» **Provided records**
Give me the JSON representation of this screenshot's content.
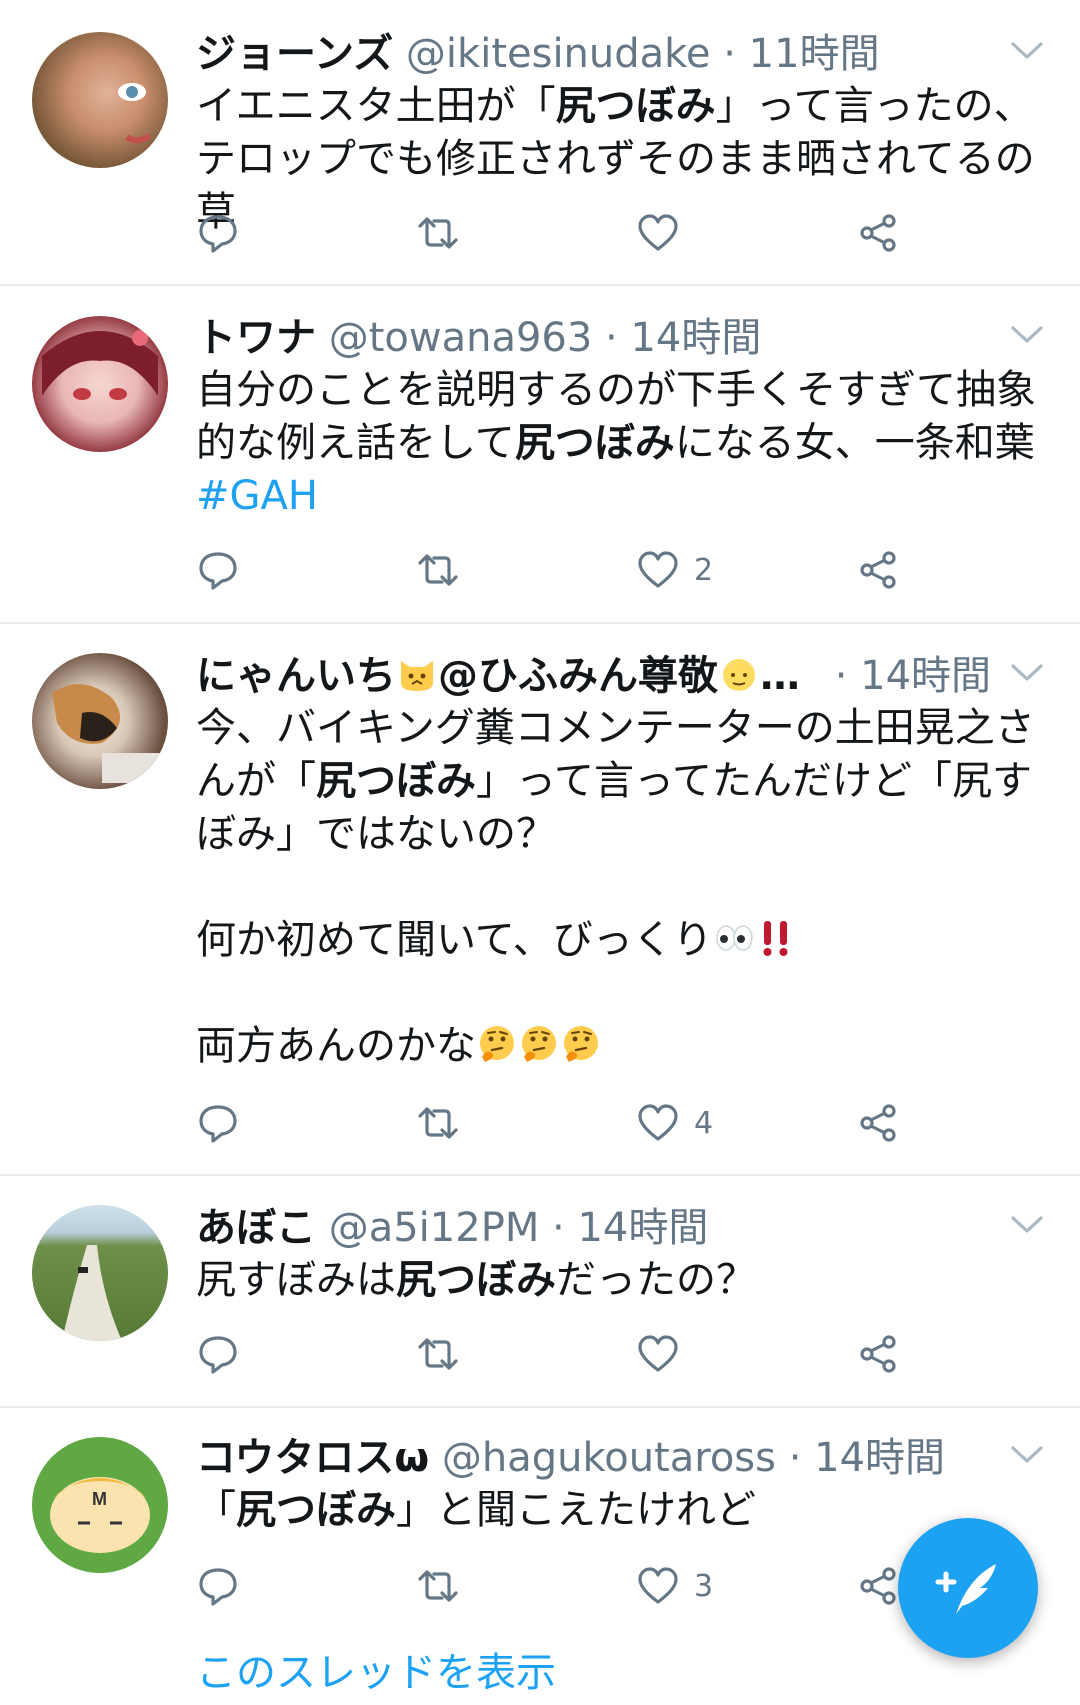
{
  "colors": {
    "accent": "#1da1f2",
    "muted": "#657786",
    "text": "#14171a",
    "divider": "#e6ecf0"
  },
  "icons": {
    "reply": "reply-icon",
    "retweet": "retweet-icon",
    "like": "heart-icon",
    "share": "share-icon",
    "compose": "compose-tweet-icon"
  },
  "tweets": [
    {
      "name": "ジョーンズ",
      "handle": "@ikitesinudake",
      "dot": "·",
      "time": "11時間",
      "text_a": "イエニスタ土田が「",
      "text_b": "尻つぼみ",
      "text_c": "」って言ったの、テロップでも修正されずそのまま晒されてるの草",
      "likes": ""
    },
    {
      "name": "トワナ",
      "handle": "@towana963",
      "dot": "·",
      "time": "14時間",
      "text_a": "自分のことを説明するのが下手くそすぎて抽象的な例え話をして",
      "text_b": "尻つぼみ",
      "text_c": "になる女、一条和葉",
      "hashtag": "#GAH",
      "likes": "2"
    },
    {
      "name": "にゃんいち",
      "name_suffix": "@ひふみん尊敬",
      "ellipsis": "…",
      "dot": "·",
      "time": "14時間",
      "text_a": "今、バイキング糞コメンテーターの土田晃之さんが「",
      "text_b": "尻つぼみ",
      "text_c": "」って言ってたんだけど「尻すぼみ」ではないの？",
      "text_d": "何か初めて聞いて、びっくり",
      "text_e": "両方あんのかな",
      "likes": "4"
    },
    {
      "name": "あぼこ",
      "handle": "@a5i12PM",
      "dot": "·",
      "time": "14時間",
      "text_a": "尻すぼみは",
      "text_b": "尻つぼみ",
      "text_c": "だったの？",
      "likes": ""
    },
    {
      "name": "コウタロスω",
      "handle": "@hagukoutaross",
      "dot": "·",
      "time": "14時間",
      "text_a": "「",
      "text_b": "尻つぼみ",
      "text_c": "」と聞こえたけれど",
      "likes": "3"
    }
  ],
  "thread_link": "このスレッドを表示"
}
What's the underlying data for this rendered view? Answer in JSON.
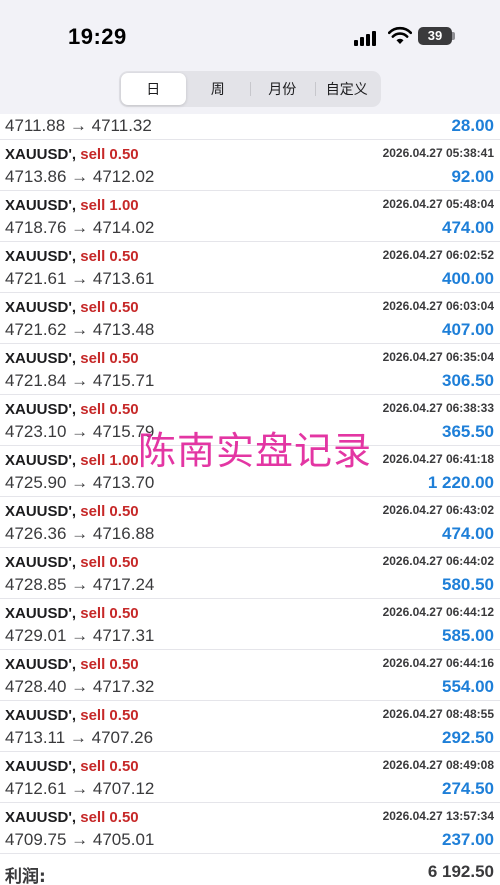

» **Problem to solve**
Pull out each line of the records holding the string "JSON".

» **Worked solution**
Give me the JSON representation of this screenshot's content.
What's the underlying data for this rendered view? Answer in JSON.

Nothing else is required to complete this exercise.